# Dataset items:
++++++

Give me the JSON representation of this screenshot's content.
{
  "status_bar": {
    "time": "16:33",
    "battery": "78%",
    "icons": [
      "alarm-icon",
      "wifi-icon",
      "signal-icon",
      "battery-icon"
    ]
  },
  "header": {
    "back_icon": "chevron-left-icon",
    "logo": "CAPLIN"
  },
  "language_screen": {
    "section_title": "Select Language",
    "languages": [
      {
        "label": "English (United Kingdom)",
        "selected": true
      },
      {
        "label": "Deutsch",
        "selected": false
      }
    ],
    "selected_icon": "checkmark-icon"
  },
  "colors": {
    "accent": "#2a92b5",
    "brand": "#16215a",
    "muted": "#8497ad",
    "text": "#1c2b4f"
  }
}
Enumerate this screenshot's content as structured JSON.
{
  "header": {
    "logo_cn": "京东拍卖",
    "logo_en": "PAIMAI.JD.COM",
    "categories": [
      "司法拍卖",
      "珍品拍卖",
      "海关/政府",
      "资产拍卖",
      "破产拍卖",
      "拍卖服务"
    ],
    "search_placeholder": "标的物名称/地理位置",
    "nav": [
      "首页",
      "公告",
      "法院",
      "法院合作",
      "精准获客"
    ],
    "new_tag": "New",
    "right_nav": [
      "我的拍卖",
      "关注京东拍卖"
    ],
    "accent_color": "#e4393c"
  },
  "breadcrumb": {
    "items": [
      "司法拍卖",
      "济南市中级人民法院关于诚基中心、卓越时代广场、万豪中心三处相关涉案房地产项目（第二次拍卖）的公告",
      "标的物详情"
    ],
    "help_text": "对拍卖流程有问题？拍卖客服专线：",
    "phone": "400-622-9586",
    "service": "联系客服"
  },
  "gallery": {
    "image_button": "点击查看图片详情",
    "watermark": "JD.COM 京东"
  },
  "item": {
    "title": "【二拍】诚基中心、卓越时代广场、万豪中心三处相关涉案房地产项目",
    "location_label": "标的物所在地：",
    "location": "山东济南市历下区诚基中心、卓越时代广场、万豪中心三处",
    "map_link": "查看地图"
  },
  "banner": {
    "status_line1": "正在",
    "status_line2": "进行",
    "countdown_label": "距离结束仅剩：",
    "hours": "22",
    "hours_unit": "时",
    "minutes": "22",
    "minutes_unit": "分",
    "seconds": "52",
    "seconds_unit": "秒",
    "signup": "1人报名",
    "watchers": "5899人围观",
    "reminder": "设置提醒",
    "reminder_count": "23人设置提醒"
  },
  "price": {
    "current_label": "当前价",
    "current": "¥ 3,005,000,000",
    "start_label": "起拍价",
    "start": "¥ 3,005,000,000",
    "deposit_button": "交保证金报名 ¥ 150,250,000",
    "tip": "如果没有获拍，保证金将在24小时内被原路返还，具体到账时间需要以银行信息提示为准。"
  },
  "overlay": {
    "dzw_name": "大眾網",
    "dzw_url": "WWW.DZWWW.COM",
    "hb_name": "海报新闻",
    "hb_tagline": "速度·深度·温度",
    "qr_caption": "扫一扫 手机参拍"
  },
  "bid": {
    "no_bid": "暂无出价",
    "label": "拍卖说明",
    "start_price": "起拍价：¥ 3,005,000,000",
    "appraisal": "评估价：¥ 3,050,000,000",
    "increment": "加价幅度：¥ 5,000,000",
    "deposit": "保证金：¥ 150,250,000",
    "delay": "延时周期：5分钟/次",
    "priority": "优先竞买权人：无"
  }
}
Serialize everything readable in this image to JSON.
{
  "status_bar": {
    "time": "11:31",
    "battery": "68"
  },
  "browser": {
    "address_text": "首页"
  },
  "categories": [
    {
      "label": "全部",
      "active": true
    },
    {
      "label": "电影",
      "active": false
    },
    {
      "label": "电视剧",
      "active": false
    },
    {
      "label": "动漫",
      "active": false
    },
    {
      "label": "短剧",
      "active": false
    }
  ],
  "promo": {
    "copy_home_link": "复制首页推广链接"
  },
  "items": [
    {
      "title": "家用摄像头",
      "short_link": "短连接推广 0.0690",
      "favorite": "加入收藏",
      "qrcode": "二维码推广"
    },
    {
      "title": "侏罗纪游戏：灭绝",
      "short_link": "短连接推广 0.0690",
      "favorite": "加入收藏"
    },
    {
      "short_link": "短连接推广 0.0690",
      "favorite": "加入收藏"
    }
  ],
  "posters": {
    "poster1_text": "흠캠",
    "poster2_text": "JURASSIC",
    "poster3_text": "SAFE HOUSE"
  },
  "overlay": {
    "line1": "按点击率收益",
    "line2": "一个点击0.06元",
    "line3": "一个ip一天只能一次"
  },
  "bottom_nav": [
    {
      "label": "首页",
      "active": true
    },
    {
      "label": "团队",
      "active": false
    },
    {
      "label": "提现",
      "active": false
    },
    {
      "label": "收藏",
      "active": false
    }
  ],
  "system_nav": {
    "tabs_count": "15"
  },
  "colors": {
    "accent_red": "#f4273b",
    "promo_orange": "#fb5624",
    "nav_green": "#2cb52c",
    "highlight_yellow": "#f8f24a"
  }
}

++++++

# Do this:
Copy all lines from the material that contain "万豪中心三处相关涉案房地产项目".

# Answer for the task:
      "济南市中级人民法院关于诚基中心、卓越时代广场、万豪中心三处相关涉案房地产项目（第二次拍卖）的公告",
    "title": "【二拍】诚基中心、卓越时代广场、万豪中心三处相关涉案房地产项目",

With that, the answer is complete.